* [OBJECTIVE]: Below are the records; collect from them each line containing the string "labels".

* [MATERIAL FOR THE TASK]:
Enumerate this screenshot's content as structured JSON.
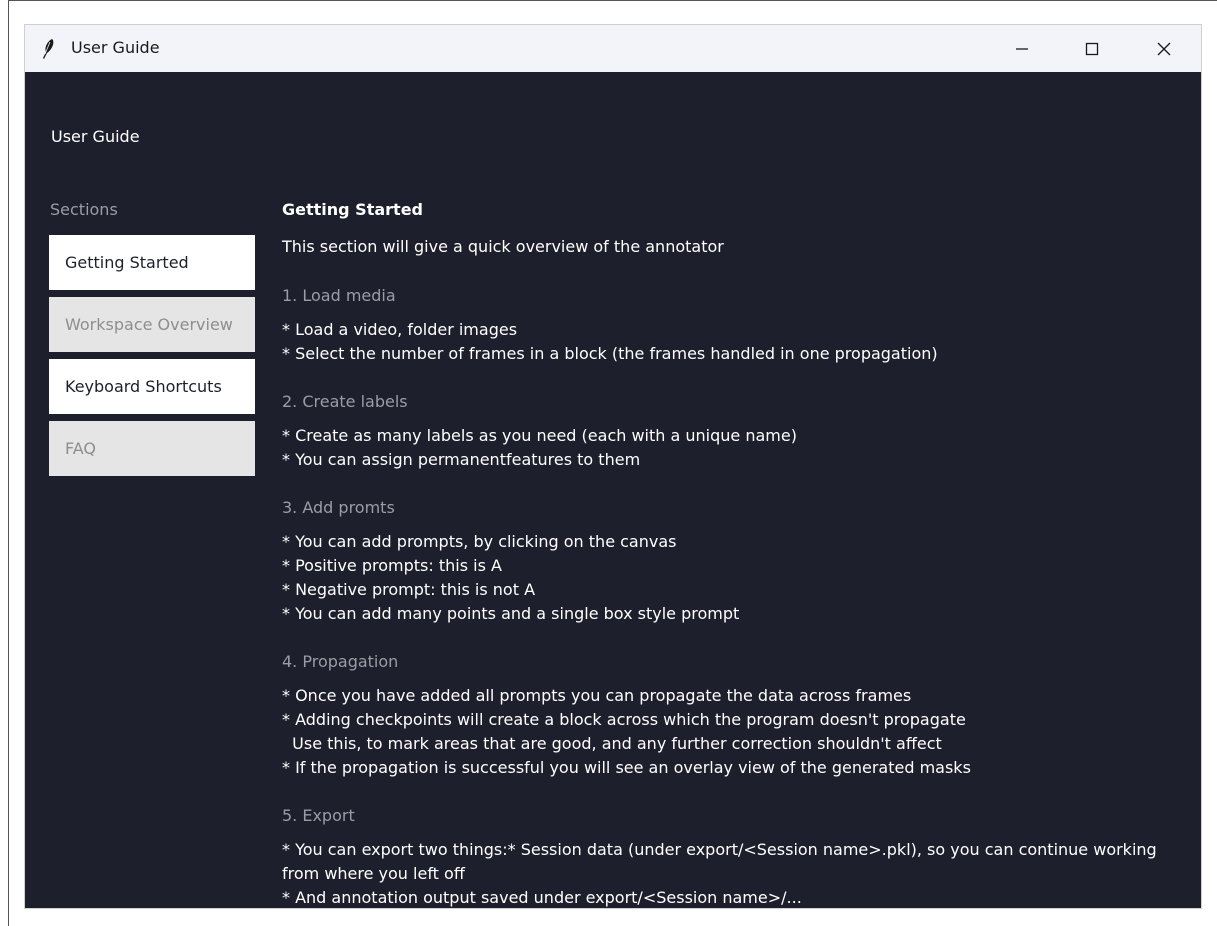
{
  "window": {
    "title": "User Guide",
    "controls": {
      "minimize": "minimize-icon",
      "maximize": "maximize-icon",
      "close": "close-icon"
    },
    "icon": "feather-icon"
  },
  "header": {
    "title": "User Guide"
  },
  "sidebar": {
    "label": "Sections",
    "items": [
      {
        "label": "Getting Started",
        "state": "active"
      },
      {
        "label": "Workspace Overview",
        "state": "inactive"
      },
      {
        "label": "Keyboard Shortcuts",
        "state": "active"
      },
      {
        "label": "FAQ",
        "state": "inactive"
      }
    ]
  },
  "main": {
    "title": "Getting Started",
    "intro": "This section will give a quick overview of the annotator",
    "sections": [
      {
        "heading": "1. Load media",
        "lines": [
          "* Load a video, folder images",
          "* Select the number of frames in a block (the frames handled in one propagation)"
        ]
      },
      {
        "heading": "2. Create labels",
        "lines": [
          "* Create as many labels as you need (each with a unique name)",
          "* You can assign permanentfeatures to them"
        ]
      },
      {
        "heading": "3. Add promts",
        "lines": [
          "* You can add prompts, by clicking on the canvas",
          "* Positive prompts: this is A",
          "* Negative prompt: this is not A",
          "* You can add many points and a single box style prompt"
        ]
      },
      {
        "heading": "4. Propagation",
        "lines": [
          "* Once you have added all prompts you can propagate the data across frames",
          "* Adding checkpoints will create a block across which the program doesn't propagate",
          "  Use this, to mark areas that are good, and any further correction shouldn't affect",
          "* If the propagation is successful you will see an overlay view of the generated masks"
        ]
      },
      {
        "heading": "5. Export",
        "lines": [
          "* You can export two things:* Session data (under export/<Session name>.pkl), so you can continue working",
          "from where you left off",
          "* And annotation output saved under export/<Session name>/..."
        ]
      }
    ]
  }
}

* * *

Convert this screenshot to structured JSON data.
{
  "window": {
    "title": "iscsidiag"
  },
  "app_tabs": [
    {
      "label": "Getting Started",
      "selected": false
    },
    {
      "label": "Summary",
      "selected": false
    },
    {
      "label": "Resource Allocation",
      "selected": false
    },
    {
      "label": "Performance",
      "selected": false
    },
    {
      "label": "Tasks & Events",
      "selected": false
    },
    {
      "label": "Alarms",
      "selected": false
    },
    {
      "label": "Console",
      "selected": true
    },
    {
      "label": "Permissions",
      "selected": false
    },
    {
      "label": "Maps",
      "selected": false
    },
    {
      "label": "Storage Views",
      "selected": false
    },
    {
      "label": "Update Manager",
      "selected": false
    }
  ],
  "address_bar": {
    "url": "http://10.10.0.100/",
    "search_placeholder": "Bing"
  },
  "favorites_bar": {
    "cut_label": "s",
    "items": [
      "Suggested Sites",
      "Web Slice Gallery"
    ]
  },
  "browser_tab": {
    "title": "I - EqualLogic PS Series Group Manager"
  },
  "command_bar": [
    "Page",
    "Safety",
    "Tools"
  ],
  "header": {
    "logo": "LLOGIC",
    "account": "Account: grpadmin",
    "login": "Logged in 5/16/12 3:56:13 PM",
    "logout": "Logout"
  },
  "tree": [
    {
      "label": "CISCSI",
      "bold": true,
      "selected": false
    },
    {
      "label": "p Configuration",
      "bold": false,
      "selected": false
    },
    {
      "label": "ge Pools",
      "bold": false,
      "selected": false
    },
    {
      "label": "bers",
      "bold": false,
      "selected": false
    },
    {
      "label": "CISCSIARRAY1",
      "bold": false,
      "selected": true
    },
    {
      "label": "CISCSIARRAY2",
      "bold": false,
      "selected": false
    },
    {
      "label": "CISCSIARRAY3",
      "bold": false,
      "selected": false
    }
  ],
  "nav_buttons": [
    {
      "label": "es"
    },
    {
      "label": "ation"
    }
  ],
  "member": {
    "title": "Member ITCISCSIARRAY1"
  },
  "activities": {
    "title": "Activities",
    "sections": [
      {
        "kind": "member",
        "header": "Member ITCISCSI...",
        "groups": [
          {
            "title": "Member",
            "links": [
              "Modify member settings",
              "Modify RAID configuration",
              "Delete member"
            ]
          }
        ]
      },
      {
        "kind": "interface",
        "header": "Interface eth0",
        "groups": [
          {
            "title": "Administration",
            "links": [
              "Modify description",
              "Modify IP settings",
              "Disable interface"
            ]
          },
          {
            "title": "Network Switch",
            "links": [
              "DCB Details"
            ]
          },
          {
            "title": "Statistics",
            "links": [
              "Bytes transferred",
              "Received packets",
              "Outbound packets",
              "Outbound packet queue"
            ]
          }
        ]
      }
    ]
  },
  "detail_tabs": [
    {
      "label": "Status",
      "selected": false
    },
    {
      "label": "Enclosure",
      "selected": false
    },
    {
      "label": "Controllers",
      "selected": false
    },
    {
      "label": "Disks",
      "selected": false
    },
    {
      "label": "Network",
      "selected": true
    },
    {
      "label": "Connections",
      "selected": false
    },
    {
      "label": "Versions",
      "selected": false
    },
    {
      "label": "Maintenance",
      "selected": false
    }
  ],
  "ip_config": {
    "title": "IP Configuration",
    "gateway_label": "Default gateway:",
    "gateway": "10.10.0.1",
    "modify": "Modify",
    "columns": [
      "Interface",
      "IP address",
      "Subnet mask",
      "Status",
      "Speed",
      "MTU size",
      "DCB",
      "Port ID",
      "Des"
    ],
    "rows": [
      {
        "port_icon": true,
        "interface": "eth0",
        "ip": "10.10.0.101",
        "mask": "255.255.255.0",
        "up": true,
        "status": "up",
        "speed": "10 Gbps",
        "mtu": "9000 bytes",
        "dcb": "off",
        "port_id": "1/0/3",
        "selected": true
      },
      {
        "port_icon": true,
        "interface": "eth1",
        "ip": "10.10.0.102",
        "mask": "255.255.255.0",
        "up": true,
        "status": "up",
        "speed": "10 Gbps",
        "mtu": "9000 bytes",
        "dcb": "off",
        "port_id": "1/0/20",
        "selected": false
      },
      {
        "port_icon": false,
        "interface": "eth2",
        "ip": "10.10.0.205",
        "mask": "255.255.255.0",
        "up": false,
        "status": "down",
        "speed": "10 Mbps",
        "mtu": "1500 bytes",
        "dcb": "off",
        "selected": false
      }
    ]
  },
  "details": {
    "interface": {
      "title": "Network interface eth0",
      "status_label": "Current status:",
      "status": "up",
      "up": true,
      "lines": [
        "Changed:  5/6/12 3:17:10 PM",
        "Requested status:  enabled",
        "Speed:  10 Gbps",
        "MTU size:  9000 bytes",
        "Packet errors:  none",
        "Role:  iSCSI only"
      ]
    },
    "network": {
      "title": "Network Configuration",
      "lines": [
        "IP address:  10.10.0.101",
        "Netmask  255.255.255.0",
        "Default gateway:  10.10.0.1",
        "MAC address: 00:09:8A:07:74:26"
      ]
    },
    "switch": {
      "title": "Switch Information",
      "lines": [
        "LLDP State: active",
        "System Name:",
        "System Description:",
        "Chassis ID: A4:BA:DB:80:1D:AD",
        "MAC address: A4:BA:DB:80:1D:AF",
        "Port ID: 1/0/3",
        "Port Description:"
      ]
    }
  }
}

...

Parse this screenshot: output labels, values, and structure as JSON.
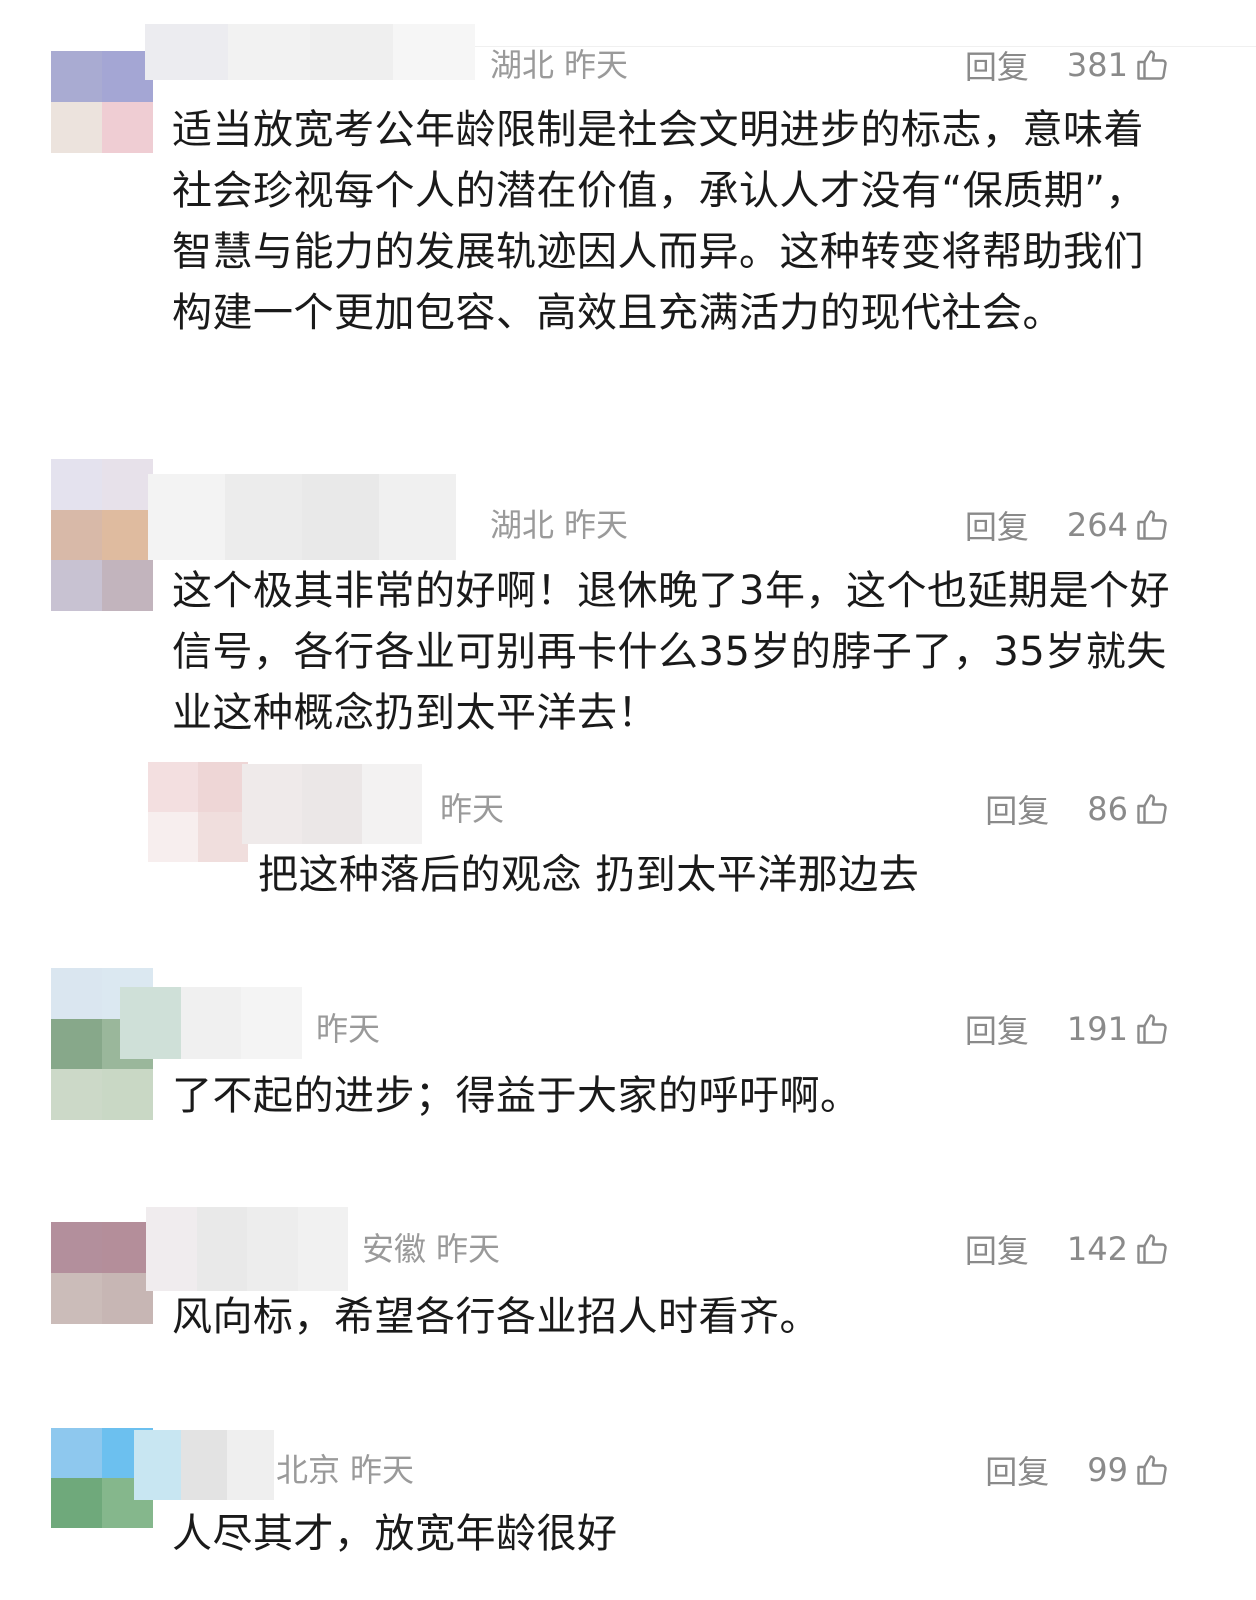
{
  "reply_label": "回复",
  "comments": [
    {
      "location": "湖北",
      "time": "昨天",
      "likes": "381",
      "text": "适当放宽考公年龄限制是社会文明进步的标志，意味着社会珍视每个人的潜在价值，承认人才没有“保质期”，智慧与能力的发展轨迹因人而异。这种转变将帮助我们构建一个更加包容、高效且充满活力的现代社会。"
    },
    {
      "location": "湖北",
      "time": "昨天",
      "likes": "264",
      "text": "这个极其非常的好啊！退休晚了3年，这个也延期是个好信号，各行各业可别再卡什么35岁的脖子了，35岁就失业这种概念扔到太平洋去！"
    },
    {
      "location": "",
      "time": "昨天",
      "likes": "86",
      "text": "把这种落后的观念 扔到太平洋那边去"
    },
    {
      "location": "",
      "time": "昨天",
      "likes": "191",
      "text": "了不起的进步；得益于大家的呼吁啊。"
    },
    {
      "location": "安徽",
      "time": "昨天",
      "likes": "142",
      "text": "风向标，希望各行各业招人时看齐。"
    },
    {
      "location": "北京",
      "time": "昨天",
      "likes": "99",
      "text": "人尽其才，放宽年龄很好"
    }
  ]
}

* [ANSWER FOR THE TASK]:
        "heading": "2. Create labels",
          "* Create as many labels as you need (each with a unique name)",
Parse this screenshot: output labels, values, and structure as JSON.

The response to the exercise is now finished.